◆ Your instructions ◆
Below are the entries; state how many of their lines contain the string "中的某一个数", and nothing more.

Extracted records:
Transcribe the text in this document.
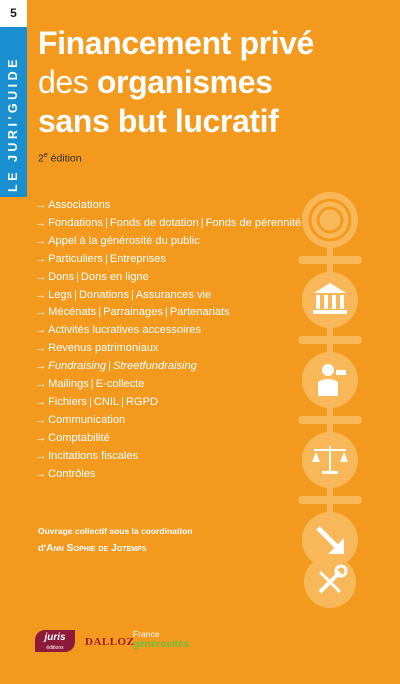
5
LE JURI'GUIDE
Financement privé
des organismes
sans but lucratif
2e édition
→ Associations
→ Fondations | Fonds de dotation | Fonds de pérennité
→ Appel à la générosité du public
→ Particuliers | Entreprises
→ Dons | Dons en ligne
→ Legs | Donations | Assurances vie
→ Mécénats | Parrainages | Partenariats
→ Activités lucratives accessoires
→ Revenus patrimoniaux
→ Fundraising | Streetfundraising
→ Mailings | E-collecte
→ Fichiers | CNIL | RGPD
→ Communication
→ Comptabilité
→ Incitations fiscales
→ Contrôles
Ouvrage collectif sous la coordination
d'Ann Sophie de Jotemps
juris
éditions	DALLOZ
France
générosités
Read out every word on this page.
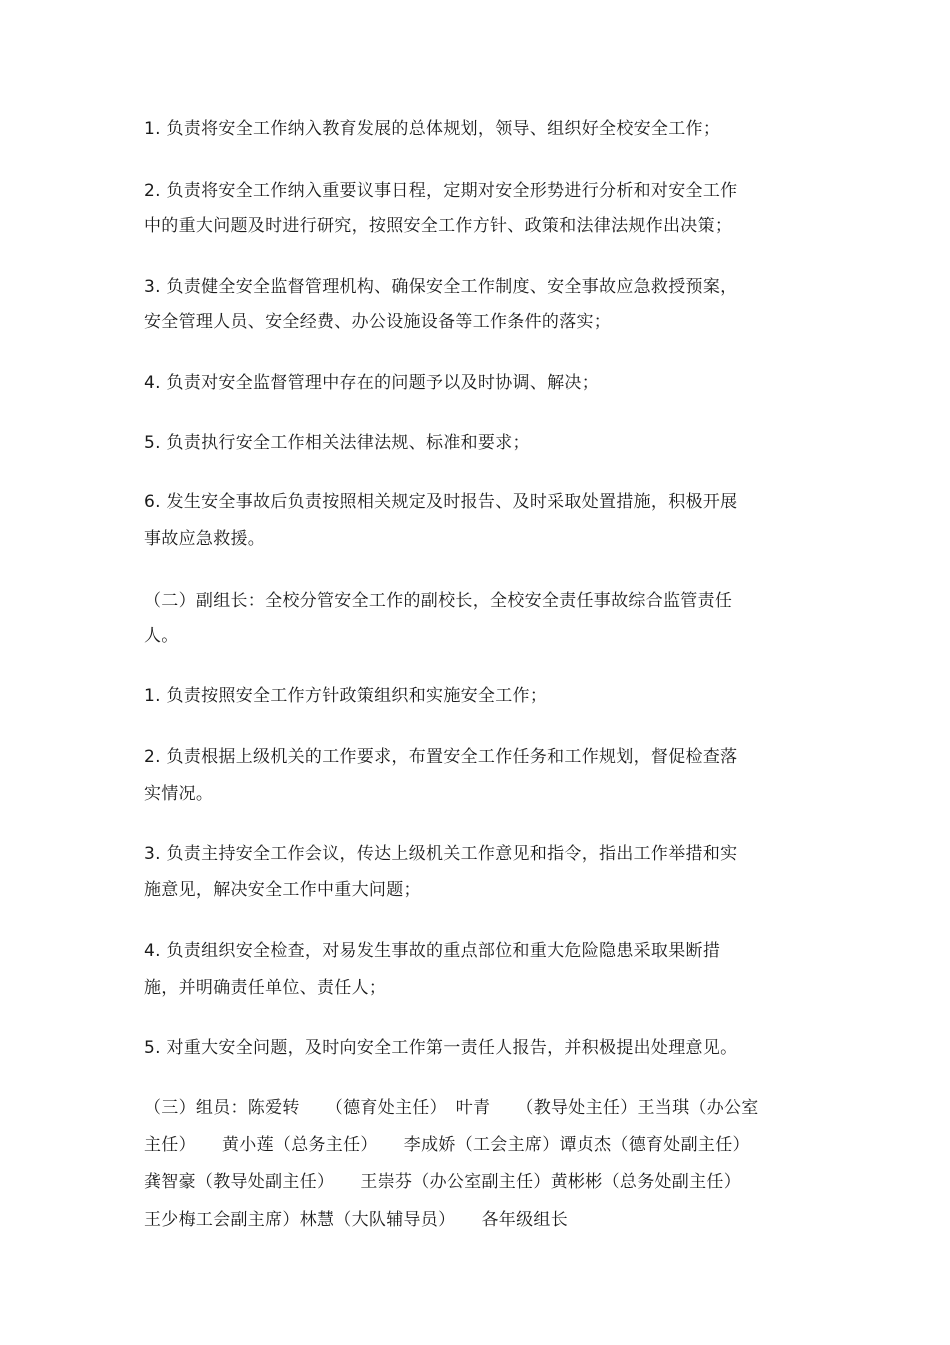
1. 负责将安全工作纳入教育发展的总体规划，领导、组织好全校安全工作；
2. 负责将安全工作纳入重要议事日程，定期对安全形势进行分析和对安全工作
中的重大问题及时进行研究，按照安全工作方针、政策和法律法规作出决策；
3. 负责健全安全监督管理机构、确保安全工作制度、安全事故应急救授预案，
安全管理人员、安全经费、办公设施设备等工作条件的落实；
4. 负责对安全监督管理中存在的问题予以及时协调、解决；
5. 负责执行安全工作相关法律法规、标准和要求；
6. 发生安全事故后负责按照相关规定及时报告、及时采取处置措施，积极开展
事故应急救援。
（二）副组长：全校分管安全工作的副校长，全校安全责任事故综合监管责任
人。
1. 负责按照安全工作方针政策组织和实施安全工作；
2. 负责根据上级机关的工作要求，布置安全工作任务和工作规划，督促检查落
实情况。
3. 负责主持安全工作会议，传达上级机关工作意见和指令，指出工作举措和实
施意见，解决安全工作中重大问题；
4. 负责组织安全检查，对易发生事故的重点部位和重大危险隐患采取果断措
施，并明确责任单位、责任人；
5. 对重大安全问题，及时向安全工作第一责任人报告，并积极提出处理意见。
（三）组员：陈爱转　　（德育处主任）　叶青　　（教导处主任）王当琪（办公室
主任）　　黄小莲（总务主任）　　李成娇（工会主席）谭贞杰（德育处副主任）
龚智豪（教导处副主任）　　王崇芬（办公室副主任）黄彬彬（总务处副主任）
王少梅工会副主席）林慧（大队辅导员）　　各年级组长
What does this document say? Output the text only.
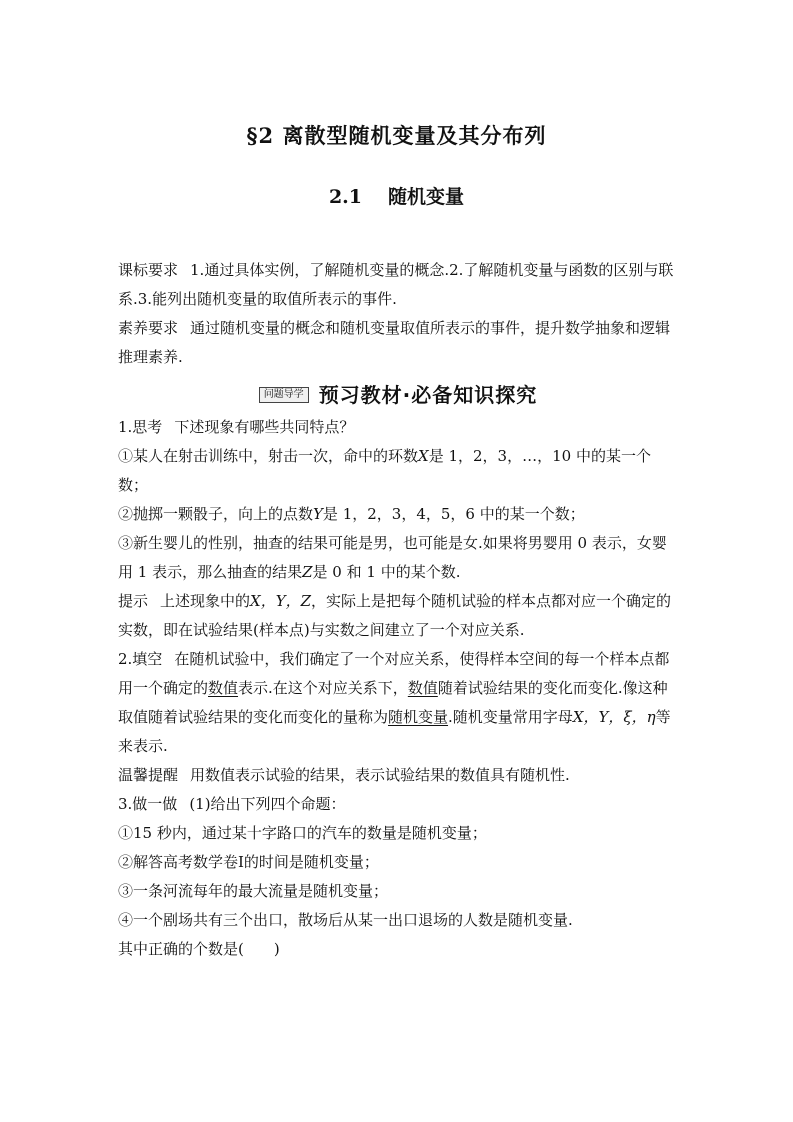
§2 离散型随机变量及其分布列
2.1 随机变量

课标要求 1.通过具体实例，了解随机变量的概念.2.了解随机变量与函数的区别与联系.3.能列出随机变量的取值所表示的事件.

素养要求 通过随机变量的概念和随机变量取值所表示的事件，提升数学抽象和逻辑推理素养.

问题导学 预习教材·必备知识探究

1.思考 下述现象有哪些共同特点？

①某人在射击训练中，射击一次，命中的环数X是 1，2，3，…，10 中的某一个数；

②抛掷一颗骰子，向上的点数Y是 1，2，3，4，5，6 中的某一个数；

③新生婴儿的性别，抽查的结果可能是男，也可能是女.如果将男婴用 0 表示，女婴用 1 表示，那么抽查的结果Z是 0 和 1 中的某个数.

提示 上述现象中的X，Y，Z，实际上是把每个随机试验的样本点都对应一个确定的实数，即在试验结果(样本点)与实数之间建立了一个对应关系.

2.填空 在随机试验中，我们确定了一个对应关系，使得样本空间的每一个样本点都用一个确定的数值表示.在这个对应关系下，数值随着试验结果的变化而变化.像这种取值随着试验结果的变化而变化的量称为随机变量.随机变量常用字母X，Y，ξ，η等来表示.

温馨提醒 用数值表示试验的结果，表示试验结果的数值具有随机性.

3.做一做 (1)给出下列四个命题：

①15 秒内，通过某十字路口的汽车的数量是随机变量；

②解答高考数学卷Ⅰ的时间是随机变量；

③一条河流每年的最大流量是随机变量；

④一个剧场共有三个出口，散场后从某一出口退场的人数是随机变量.

其中正确的个数是(　　)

◆ Response for this exercise ◆
2